Warm-hearted agitator
Chico essayist releases collection of writings
For a man who is as gentle as men come, Anthony Peyton Porter has a way of eliciting angry responses to his writings.
I can personally testify to that. During most of the decade from 2005 to 2014, when he penned a weekly column, titled From the Edge, for the Chico News & Review, I was the paper’s—and therefore his—editor. I can’t tell you how many phone calls I got lambasting me for allowing him to pollute the public consciousness.
On the other hand, a much greater number of people thought his column was the best part of the paper. “It’s the first thing I read,” they often told me. That, or “It’s the only thing I read,” which stung.
As Porter put it during a recent interview at Chico’s Blackbird cafe, “Some people like my work. Others think I’m the devil incarnate.”
Altogether, Porter wrote nearly 400 pieces for the CN&R on a wide range of subjects. The column’s title was appropriate: His essays often were edgy. It pleased him that some readers objected to them. He liked to shake things up. Conventional wisdom was often conventional delusion, in his view.
Of the people who object to his essays, he has this to say, in a piece titled “Disturbed and Overwhelmed”: “Many people seem to expect all of us to respect what they respect, and to be disturbed when that doesn’t happen.”
Porter now has gathered 100 of his essays—most from the CN&R, but a few from radio shows and publications in Minneapolis, where he lived before moving to Chico in 2005, and some from local community radio station KZFR—into a self-published book with the provocative title Can He Say That? (available online at itascabooks.com/can-he-say-that/).
Porter is a lower-case libertarian. He doesn’t trust government and thinks that it should stay out of people’s lives. His book’s opening essay, titled “Cops,” makes that clear from the get-go.
He writes: “I am astounded at the number of people who expect the police to protect them from their neighbors and who are not only willing to put up with incessant police presence but actually want more cops around.”
“Cops” was written in 1997, when Porter lived in Minneapolis. He wrote the second essay in this book, “Good Cops,” in 2014, long after he’d moved to Chico. He’d recently had some contact with the police that made him want to add to the discussion “because there are good cops.”
He’d “run across seven or eight Chico cops and a most helpful Butte County deputy,” he writes, and he now saw that “there are situations in which one’s best bet is to call the cops, something I’ve never wanted to do.”
This willingness to change his mind and highlight that change in his book’s opening essays is typical of Porter. He’s not irrevocably attached to his views. He knows they’re just concepts, and I picture him chuckling to himself as he develops another delightfully outrageous argument with his usual wit and insight.
Everything changes, as Nina Simone once sang. In “Impermanence” (2012), one of several sad but luminous essays written about his wife, Janice, who was dying of cancer, Porter writes movingly of the tenuousness of life—hers, his, yours. For a provocateur, he’s remarkably warm-hearted.

EXTRACTED MATERIAL:
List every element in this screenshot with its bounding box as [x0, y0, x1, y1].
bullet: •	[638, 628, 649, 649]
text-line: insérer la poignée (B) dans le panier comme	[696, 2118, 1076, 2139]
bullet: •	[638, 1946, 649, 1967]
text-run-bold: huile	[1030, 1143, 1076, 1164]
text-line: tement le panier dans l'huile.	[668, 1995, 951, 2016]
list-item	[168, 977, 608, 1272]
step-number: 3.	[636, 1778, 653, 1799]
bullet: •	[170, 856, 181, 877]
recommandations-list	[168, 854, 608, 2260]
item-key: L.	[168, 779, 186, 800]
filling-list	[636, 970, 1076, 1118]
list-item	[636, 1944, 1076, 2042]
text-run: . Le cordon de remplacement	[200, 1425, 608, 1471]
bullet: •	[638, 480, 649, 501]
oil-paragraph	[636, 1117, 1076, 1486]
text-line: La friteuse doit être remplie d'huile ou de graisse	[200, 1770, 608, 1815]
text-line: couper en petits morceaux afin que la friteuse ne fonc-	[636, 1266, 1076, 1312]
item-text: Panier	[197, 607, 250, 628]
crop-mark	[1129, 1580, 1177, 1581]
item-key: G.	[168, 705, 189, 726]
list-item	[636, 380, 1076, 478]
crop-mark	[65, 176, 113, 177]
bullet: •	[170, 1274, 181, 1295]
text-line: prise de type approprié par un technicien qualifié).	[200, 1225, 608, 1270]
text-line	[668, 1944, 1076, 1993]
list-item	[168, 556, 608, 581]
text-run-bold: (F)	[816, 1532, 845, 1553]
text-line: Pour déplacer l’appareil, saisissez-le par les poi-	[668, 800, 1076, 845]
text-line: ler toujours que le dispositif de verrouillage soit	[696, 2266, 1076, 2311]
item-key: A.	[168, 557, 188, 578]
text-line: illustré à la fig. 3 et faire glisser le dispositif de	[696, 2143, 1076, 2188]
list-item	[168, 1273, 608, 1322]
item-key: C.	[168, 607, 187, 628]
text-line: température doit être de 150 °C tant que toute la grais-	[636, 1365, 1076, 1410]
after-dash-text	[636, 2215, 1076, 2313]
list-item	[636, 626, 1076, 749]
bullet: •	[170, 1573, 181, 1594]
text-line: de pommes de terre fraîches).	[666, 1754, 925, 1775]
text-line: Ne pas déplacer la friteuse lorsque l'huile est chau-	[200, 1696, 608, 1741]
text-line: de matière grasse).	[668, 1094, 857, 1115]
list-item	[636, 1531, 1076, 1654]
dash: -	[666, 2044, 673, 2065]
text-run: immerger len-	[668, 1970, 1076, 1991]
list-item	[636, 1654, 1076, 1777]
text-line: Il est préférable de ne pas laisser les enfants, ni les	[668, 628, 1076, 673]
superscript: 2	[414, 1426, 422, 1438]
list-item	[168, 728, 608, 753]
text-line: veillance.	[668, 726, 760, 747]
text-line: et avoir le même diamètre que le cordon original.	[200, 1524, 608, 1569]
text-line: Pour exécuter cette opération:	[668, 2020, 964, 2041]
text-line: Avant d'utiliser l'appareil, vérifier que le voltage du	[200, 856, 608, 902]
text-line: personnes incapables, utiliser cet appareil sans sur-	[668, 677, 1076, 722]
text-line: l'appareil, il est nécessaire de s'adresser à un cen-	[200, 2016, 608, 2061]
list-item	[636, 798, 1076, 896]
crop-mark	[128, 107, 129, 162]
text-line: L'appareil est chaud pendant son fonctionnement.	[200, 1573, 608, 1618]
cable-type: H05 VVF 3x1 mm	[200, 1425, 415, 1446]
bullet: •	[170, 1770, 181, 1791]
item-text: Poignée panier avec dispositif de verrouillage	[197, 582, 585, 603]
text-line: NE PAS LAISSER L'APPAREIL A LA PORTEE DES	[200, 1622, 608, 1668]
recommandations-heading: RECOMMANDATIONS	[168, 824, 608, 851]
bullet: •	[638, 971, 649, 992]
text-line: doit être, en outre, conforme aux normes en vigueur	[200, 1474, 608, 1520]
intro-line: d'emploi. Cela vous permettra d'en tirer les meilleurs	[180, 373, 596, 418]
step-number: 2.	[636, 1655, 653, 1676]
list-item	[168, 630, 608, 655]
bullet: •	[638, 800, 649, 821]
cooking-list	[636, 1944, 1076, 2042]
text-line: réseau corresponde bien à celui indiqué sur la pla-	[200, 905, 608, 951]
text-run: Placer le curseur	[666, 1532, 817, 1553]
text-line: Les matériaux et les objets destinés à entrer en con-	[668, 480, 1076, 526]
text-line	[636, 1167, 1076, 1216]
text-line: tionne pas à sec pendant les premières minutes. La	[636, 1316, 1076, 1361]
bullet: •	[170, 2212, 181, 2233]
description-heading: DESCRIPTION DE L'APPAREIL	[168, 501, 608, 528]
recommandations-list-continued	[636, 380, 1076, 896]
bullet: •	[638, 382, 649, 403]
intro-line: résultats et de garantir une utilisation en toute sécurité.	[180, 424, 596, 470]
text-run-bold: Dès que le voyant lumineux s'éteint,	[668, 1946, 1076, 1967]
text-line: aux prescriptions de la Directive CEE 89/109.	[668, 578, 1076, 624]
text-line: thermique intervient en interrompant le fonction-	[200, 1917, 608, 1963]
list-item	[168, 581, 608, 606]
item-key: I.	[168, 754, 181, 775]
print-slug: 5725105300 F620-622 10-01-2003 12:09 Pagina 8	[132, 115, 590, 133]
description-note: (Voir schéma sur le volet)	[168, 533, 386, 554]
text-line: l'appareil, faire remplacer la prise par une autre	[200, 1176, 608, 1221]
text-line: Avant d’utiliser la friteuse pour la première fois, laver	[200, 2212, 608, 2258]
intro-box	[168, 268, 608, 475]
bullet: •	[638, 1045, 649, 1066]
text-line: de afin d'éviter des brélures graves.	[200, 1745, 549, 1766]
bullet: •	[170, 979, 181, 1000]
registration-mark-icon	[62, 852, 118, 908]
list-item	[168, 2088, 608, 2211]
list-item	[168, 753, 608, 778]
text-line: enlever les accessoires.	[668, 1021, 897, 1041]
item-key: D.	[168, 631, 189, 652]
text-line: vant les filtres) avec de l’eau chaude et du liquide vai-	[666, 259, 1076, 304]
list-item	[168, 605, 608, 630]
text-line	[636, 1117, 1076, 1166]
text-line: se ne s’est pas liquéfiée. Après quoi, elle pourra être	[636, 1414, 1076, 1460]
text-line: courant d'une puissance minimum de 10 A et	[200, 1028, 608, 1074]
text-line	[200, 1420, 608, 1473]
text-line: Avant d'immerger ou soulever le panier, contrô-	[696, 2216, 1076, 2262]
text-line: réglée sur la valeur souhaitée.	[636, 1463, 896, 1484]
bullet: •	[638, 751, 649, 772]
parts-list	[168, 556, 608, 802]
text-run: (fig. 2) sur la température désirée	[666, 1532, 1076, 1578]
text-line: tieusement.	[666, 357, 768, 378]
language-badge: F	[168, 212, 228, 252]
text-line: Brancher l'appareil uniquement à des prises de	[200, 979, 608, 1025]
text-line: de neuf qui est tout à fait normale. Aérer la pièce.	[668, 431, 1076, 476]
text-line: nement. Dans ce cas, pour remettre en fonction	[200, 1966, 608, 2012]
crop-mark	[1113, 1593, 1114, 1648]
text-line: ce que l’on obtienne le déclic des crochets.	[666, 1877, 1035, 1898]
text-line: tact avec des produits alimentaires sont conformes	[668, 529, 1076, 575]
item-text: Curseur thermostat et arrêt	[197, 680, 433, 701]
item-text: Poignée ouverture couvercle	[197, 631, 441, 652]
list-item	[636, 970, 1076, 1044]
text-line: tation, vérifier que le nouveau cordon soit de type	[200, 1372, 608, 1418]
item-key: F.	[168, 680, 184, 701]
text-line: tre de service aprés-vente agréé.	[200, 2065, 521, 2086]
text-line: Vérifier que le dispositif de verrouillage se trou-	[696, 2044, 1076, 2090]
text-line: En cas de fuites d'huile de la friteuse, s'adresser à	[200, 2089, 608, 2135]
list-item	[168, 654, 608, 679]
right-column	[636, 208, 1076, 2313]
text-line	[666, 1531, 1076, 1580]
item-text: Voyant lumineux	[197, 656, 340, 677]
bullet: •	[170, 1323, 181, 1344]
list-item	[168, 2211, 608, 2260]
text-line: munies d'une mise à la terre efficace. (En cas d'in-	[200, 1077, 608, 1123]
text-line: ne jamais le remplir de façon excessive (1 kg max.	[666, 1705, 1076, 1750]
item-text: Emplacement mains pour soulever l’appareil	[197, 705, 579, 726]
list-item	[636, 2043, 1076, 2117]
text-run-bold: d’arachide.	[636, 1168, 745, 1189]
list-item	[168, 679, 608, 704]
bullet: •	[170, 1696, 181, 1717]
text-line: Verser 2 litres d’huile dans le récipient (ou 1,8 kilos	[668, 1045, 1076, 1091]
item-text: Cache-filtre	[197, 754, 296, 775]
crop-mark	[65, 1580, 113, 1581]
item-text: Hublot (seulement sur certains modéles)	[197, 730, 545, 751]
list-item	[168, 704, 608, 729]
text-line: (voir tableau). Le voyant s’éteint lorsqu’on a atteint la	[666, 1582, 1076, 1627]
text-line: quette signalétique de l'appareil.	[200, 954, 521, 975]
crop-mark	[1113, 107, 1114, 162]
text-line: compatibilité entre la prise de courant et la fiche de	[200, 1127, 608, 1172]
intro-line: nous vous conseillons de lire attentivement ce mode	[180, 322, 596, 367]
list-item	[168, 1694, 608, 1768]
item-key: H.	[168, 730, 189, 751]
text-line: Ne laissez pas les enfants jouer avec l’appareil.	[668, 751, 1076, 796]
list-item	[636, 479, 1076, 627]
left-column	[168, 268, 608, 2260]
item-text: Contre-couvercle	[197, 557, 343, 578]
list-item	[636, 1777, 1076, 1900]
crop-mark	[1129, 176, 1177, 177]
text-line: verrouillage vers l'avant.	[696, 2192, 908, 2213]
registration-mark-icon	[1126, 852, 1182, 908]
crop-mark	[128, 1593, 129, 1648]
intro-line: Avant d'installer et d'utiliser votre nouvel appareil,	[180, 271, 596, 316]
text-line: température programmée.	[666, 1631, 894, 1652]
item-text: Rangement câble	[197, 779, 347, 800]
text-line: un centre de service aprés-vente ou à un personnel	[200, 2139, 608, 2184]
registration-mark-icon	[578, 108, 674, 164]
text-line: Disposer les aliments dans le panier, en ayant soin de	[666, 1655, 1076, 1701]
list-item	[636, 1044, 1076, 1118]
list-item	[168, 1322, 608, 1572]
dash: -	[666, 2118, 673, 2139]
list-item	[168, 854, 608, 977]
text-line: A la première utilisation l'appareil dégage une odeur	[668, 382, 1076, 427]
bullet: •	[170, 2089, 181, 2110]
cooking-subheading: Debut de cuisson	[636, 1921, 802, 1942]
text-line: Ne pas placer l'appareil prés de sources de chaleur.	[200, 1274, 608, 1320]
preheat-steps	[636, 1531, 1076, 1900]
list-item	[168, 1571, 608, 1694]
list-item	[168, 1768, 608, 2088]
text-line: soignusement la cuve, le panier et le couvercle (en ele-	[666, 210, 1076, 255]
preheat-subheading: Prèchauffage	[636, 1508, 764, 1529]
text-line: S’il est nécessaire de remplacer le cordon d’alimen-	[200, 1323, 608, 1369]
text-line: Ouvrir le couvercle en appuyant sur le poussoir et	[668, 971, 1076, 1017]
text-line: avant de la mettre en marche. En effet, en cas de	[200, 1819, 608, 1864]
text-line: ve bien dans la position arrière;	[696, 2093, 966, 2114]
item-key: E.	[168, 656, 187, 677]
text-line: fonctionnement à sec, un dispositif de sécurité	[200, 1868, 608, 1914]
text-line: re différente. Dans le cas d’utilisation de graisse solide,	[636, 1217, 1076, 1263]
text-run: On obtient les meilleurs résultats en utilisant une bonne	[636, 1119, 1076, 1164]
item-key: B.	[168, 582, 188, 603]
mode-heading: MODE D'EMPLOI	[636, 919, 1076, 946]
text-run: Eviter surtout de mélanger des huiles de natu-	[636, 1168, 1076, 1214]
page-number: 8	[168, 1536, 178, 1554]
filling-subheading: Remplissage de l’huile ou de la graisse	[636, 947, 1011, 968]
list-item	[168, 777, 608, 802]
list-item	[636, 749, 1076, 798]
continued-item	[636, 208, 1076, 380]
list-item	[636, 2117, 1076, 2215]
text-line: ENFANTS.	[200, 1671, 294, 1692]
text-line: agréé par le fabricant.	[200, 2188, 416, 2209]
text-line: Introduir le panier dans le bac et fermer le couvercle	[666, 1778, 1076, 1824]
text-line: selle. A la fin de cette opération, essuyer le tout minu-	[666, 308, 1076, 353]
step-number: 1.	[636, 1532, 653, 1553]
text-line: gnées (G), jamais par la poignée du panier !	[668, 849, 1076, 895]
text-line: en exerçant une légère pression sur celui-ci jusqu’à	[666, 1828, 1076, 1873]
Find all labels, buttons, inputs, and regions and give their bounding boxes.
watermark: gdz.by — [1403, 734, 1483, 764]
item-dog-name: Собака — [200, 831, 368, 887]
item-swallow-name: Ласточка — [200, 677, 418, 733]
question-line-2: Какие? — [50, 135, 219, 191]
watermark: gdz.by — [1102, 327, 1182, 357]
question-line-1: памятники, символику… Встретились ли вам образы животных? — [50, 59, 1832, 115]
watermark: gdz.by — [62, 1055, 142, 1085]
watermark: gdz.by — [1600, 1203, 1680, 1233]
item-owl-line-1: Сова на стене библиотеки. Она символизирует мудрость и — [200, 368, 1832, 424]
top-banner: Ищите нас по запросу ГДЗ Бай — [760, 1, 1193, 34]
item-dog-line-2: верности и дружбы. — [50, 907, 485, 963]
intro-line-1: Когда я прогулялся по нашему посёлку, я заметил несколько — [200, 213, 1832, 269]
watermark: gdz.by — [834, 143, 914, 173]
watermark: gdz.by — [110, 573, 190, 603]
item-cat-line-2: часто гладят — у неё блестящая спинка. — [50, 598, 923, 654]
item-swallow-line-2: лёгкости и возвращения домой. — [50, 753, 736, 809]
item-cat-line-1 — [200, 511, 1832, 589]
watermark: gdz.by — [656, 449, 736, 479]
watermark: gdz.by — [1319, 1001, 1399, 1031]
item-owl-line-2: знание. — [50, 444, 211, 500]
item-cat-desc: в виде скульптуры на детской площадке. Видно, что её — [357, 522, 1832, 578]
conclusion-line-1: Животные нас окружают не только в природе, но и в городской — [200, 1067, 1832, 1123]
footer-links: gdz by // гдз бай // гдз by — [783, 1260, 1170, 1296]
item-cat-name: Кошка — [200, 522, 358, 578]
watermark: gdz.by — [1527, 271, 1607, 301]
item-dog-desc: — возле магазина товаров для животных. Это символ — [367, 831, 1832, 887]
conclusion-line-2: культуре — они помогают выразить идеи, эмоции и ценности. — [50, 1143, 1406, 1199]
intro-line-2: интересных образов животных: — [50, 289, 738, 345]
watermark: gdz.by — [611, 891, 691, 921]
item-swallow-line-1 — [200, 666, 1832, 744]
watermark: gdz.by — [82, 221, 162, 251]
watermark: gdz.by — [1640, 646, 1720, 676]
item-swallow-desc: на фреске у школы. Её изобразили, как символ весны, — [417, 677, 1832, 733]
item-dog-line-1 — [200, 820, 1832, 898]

AIM OF THE EXERCISE: Reproduce the stretch of the essay collection review from "Altogether, Porter wrote" through "online at itascabooks.com/can-he-say-that/).", word for word. Use only the text itself, not the items.

TASK RESULT:
Altogether, Porter wrote nearly 400 pieces for the CN&R on a wide range of subjects. The column’s title was appropriate: His essays often were edgy. It pleased him that some readers objected to them. He liked to shake things up. Conventional wisdom was often conventional delusion, in his view.
Of the people who object to his essays, he has this to say, in a piece titled “Disturbed and Overwhelmed”: “Many people seem to expect all of us to respect what they respect, and to be disturbed when that doesn’t happen.”
Porter now has gathered 100 of his essays—most from the CN&R, but a few from radio shows and publications in Minneapolis, where he lived before moving to Chico in 2005, and some from local community radio station KZFR—into a self-published book with the provocative title Can He Say That? (available online at itascabooks.com/can-he-say-that/).